Say how many lines in the material below hold the word "JSON", and say nothing else.

* * * *

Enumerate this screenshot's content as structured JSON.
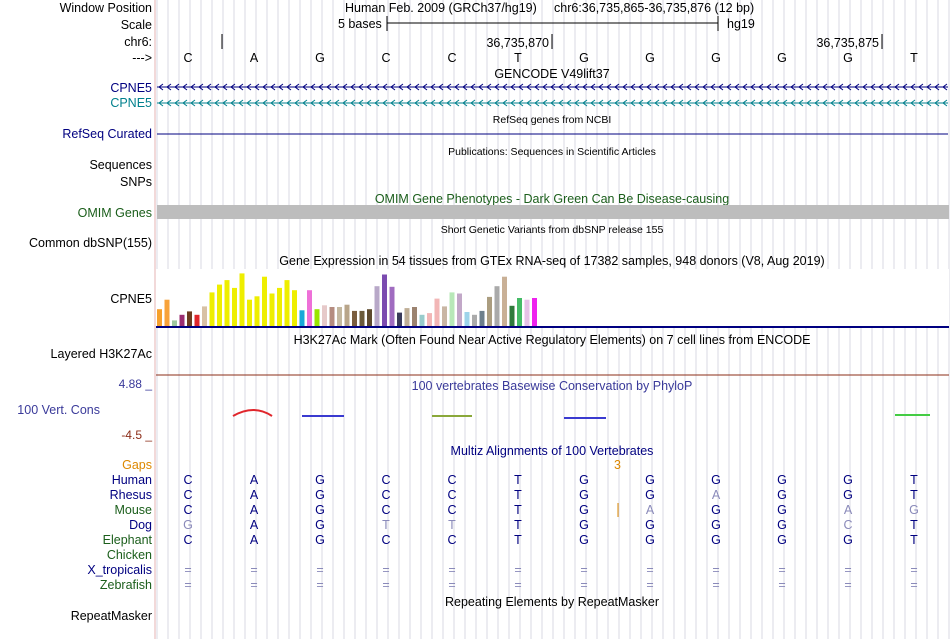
{
  "header": {
    "position_label": "Window Position",
    "assembly": "Human Feb. 2009 (GRCh37/hg19)",
    "region": "chr6:36,735,865-36,735,876 (12 bp)",
    "scale_label": "Scale",
    "scale_text": "5 bases",
    "scale_db": "hg19",
    "chrom_label": "chr6:",
    "coord1": "36,735,870",
    "coord2": "36,735,875",
    "strand_label": "--->"
  },
  "bases": [
    "C",
    "A",
    "G",
    "C",
    "C",
    "T",
    "G",
    "G",
    "G",
    "G",
    "G",
    "T"
  ],
  "tracks": {
    "gencode_title": "GENCODE V49lift37",
    "cpne5_1": "CPNE5",
    "cpne5_2": "CPNE5",
    "refseq_label": "RefSeq Curated",
    "refseq_title": "RefSeq genes from NCBI",
    "pubs_title": "Publications: Sequences in Scientific Articles",
    "sequences_label": "Sequences",
    "snps_label": "SNPs",
    "omim_title": "OMIM Gene Phenotypes - Dark Green Can Be Disease-causing",
    "omim_label": "OMIM Genes",
    "dbsnp_title": "Short Genetic Variants from dbSNP release 155",
    "dbsnp_label": "Common dbSNP(155)",
    "gtex_title": "Gene Expression in 54 tissues from GTEx RNA-seq of 17382 samples, 948 donors (V8, Aug 2019)",
    "gtex_label": "CPNE5",
    "h3k_title": "H3K27Ac Mark (Often Found Near Active Regulatory Elements) on 7 cell lines from ENCODE",
    "h3k_label": "Layered H3K27Ac",
    "cons_max": "4.88 _",
    "cons_title": "100 vertebrates Basewise Conservation by PhyloP",
    "cons_label": "100 Vert. Cons",
    "cons_min": "-4.5 _",
    "multiz_title": "Multiz Alignments of 100 Vertebrates",
    "gaps_label": "Gaps",
    "gap_value": "3",
    "repeat_title": "Repeating Elements by RepeatMasker",
    "repeat_label": "RepeatMasker"
  },
  "gtex": [
    {
      "value": 0.3,
      "color": "#f6a02c"
    },
    {
      "value": 0.47,
      "color": "#f7a23a"
    },
    {
      "value": 0.1,
      "color": "#9fc79f"
    },
    {
      "value": 0.2,
      "color": "#9b2d71"
    },
    {
      "value": 0.26,
      "color": "#6b3b1f"
    },
    {
      "value": 0.2,
      "color": "#e0262c"
    },
    {
      "value": 0.35,
      "color": "#d8c1a4"
    },
    {
      "value": 0.6,
      "color": "#eeee00"
    },
    {
      "value": 0.74,
      "color": "#eeee00"
    },
    {
      "value": 0.82,
      "color": "#eeee00"
    },
    {
      "value": 0.68,
      "color": "#eeee00"
    },
    {
      "value": 0.94,
      "color": "#eeee00"
    },
    {
      "value": 0.47,
      "color": "#eeee00"
    },
    {
      "value": 0.53,
      "color": "#eeee00"
    },
    {
      "value": 0.88,
      "color": "#eeee00"
    },
    {
      "value": 0.58,
      "color": "#eeee00"
    },
    {
      "value": 0.68,
      "color": "#eeee00"
    },
    {
      "value": 0.82,
      "color": "#eeee00"
    },
    {
      "value": 0.64,
      "color": "#eeee00"
    },
    {
      "value": 0.28,
      "color": "#17a8d8"
    },
    {
      "value": 0.64,
      "color": "#ee70d8"
    },
    {
      "value": 0.3,
      "color": "#99e600"
    },
    {
      "value": 0.37,
      "color": "#e6c9c9"
    },
    {
      "value": 0.34,
      "color": "#b58c80"
    },
    {
      "value": 0.34,
      "color": "#c4b8a0"
    },
    {
      "value": 0.38,
      "color": "#b8a58a"
    },
    {
      "value": 0.27,
      "color": "#7a5d3f"
    },
    {
      "value": 0.27,
      "color": "#6b5a3a"
    },
    {
      "value": 0.3,
      "color": "#5e4a2e"
    },
    {
      "value": 0.71,
      "color": "#b8a8c8"
    },
    {
      "value": 0.92,
      "color": "#7b4bb0"
    },
    {
      "value": 0.7,
      "color": "#a06cc0"
    },
    {
      "value": 0.24,
      "color": "#3a3a5a"
    },
    {
      "value": 0.32,
      "color": "#bfae96"
    },
    {
      "value": 0.34,
      "color": "#9c8370"
    },
    {
      "value": 0.2,
      "color": "#99cccc"
    },
    {
      "value": 0.23,
      "color": "#f2b6b6"
    },
    {
      "value": 0.49,
      "color": "#f2b6b6"
    },
    {
      "value": 0.35,
      "color": "#c9b6a4"
    },
    {
      "value": 0.6,
      "color": "#b8e8b8"
    },
    {
      "value": 0.58,
      "color": "#c2a8c8"
    },
    {
      "value": 0.25,
      "color": "#9dd4ea"
    },
    {
      "value": 0.2,
      "color": "#ababab"
    },
    {
      "value": 0.27,
      "color": "#6d7f8c"
    },
    {
      "value": 0.52,
      "color": "#ab9d80"
    },
    {
      "value": 0.71,
      "color": "#aaaaaa"
    },
    {
      "value": 0.88,
      "color": "#c9b096"
    },
    {
      "value": 0.36,
      "color": "#2f7a3b"
    },
    {
      "value": 0.5,
      "color": "#44bb66"
    },
    {
      "value": 0.47,
      "color": "#e6c2e6"
    },
    {
      "value": 0.5,
      "color": "#ee22ee"
    }
  ],
  "species": [
    {
      "name": "Human",
      "label_color": "#000080",
      "seq": [
        "C",
        "A",
        "G",
        "C",
        "C",
        "T",
        "G",
        "G",
        "G",
        "G",
        "G",
        "T"
      ],
      "faded": [
        0,
        0,
        0,
        0,
        0,
        0,
        0,
        0,
        0,
        0,
        0,
        0
      ]
    },
    {
      "name": "Rhesus",
      "label_color": "#000080",
      "seq": [
        "C",
        "A",
        "G",
        "C",
        "C",
        "T",
        "G",
        "G",
        "A",
        "G",
        "G",
        "T"
      ],
      "faded": [
        0,
        0,
        0,
        0,
        0,
        0,
        0,
        0,
        1,
        0,
        0,
        0
      ]
    },
    {
      "name": "Mouse",
      "label_color": "#1b5e1b",
      "seq": [
        "C",
        "A",
        "G",
        "C",
        "C",
        "T",
        "G",
        "A",
        "G",
        "G",
        "A",
        "G"
      ],
      "faded": [
        0,
        0,
        0,
        0,
        0,
        0,
        0,
        1,
        0,
        0,
        1,
        1
      ]
    },
    {
      "name": "Dog",
      "label_color": "#000080",
      "seq": [
        "G",
        "A",
        "G",
        "T",
        "T",
        "T",
        "G",
        "G",
        "G",
        "G",
        "C",
        "T"
      ],
      "faded": [
        1,
        0,
        0,
        1,
        1,
        0,
        0,
        0,
        0,
        0,
        1,
        0
      ]
    },
    {
      "name": "Elephant",
      "label_color": "#1b5e1b",
      "seq": [
        "C",
        "A",
        "G",
        "C",
        "C",
        "T",
        "G",
        "G",
        "G",
        "G",
        "G",
        "T"
      ],
      "faded": [
        0,
        0,
        0,
        0,
        0,
        0,
        0,
        0,
        0,
        0,
        0,
        0
      ]
    },
    {
      "name": "Chicken",
      "label_color": "#1b5e1b",
      "seq": [],
      "faded": []
    },
    {
      "name": "X_tropicalis",
      "label_color": "#000080",
      "seq": [
        "=",
        "=",
        "=",
        "=",
        "=",
        "=",
        "=",
        "=",
        "=",
        "=",
        "=",
        "="
      ],
      "faded": [
        1,
        1,
        1,
        1,
        1,
        1,
        1,
        1,
        1,
        1,
        1,
        1
      ]
    },
    {
      "name": "Zebrafish",
      "label_color": "#1b5e1b",
      "seq": [
        "=",
        "=",
        "=",
        "=",
        "=",
        "=",
        "=",
        "=",
        "=",
        "=",
        "=",
        "="
      ],
      "faded": [
        1,
        1,
        1,
        1,
        1,
        1,
        1,
        1,
        1,
        1,
        1,
        1
      ]
    }
  ],
  "colors": {
    "label_navy": "#000080",
    "label_teal": "#00808d",
    "label_green": "#1b5e1b",
    "gaps_orange": "#dd8800",
    "cons_blue": "#3a3a9a",
    "cons_min_brown": "#8b2c17",
    "grid": "#d9d9e3",
    "sidebar_line": "#e6b3b3",
    "omim_gray": "#bdbdbd",
    "faded_base": "#8a8aba"
  }
}
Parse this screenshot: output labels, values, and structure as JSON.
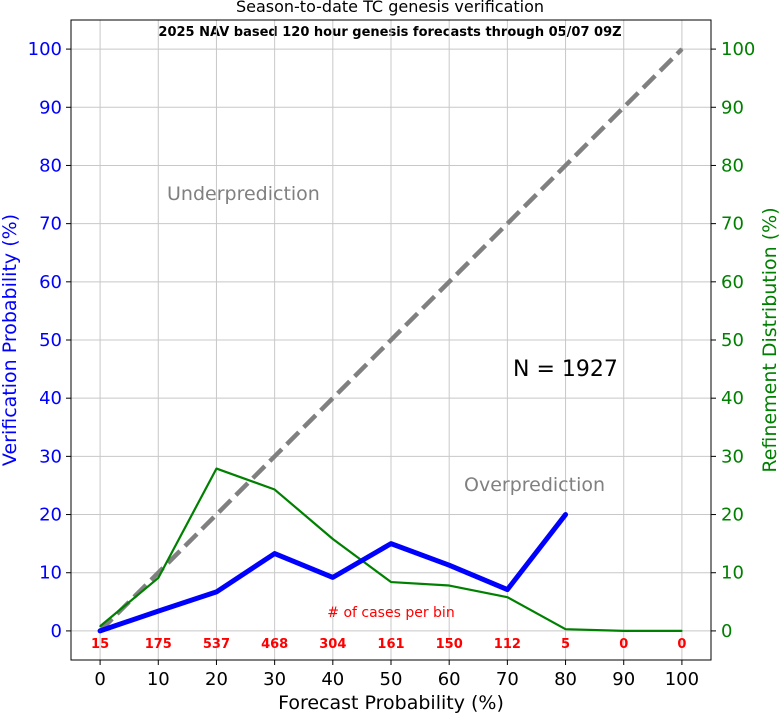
{
  "chart_data": {
    "type": "line",
    "title": "Season-to-date TC genesis verification",
    "subtitle": "2025 NAV based 120 hour genesis forecasts through 05/07 09Z",
    "xlabel": "Forecast Probability (%)",
    "ylabel_left": "Verification Probability (%)",
    "ylabel_right": "Refinement Distribution (%)",
    "xlim": [
      -5,
      105
    ],
    "ylim": [
      -5,
      105
    ],
    "x_ticks": [
      0,
      10,
      20,
      30,
      40,
      50,
      60,
      70,
      80,
      90,
      100
    ],
    "y_ticks": [
      0,
      10,
      20,
      30,
      40,
      50,
      60,
      70,
      80,
      90,
      100
    ],
    "grid": true,
    "colors": {
      "verification": "#0000ff",
      "refinement": "#008000",
      "perfect": "#808080",
      "counts": "#ff0000",
      "grid": "#c8c8c8"
    },
    "series": [
      {
        "key": "perfect",
        "x": [
          0,
          100
        ],
        "y": [
          0,
          100
        ],
        "style": "dashed"
      },
      {
        "key": "verification",
        "x": [
          0,
          10,
          20,
          30,
          40,
          50,
          60,
          70,
          80
        ],
        "y": [
          0,
          3.4,
          6.7,
          13.3,
          9.2,
          15.0,
          11.3,
          7.1,
          20.0
        ],
        "style": "thick"
      },
      {
        "key": "refinement",
        "x": [
          0,
          10,
          20,
          30,
          40,
          50,
          60,
          70,
          80,
          90,
          100
        ],
        "y": [
          0.8,
          9.1,
          27.9,
          24.3,
          15.8,
          8.4,
          7.8,
          5.8,
          0.3,
          0,
          0
        ],
        "style": "thin"
      }
    ],
    "counts_title": "# of cases per bin",
    "counts": {
      "x": [
        0,
        10,
        20,
        30,
        40,
        50,
        60,
        70,
        80,
        90,
        100
      ],
      "labels": [
        "15",
        "175",
        "537",
        "468",
        "304",
        "161",
        "150",
        "112",
        "5",
        "0",
        "0"
      ]
    },
    "annotations": {
      "underprediction": "Underprediction",
      "overprediction": "Overprediction",
      "n_label": "N = 1927"
    }
  }
}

* * * *

**Response for this exercise**
2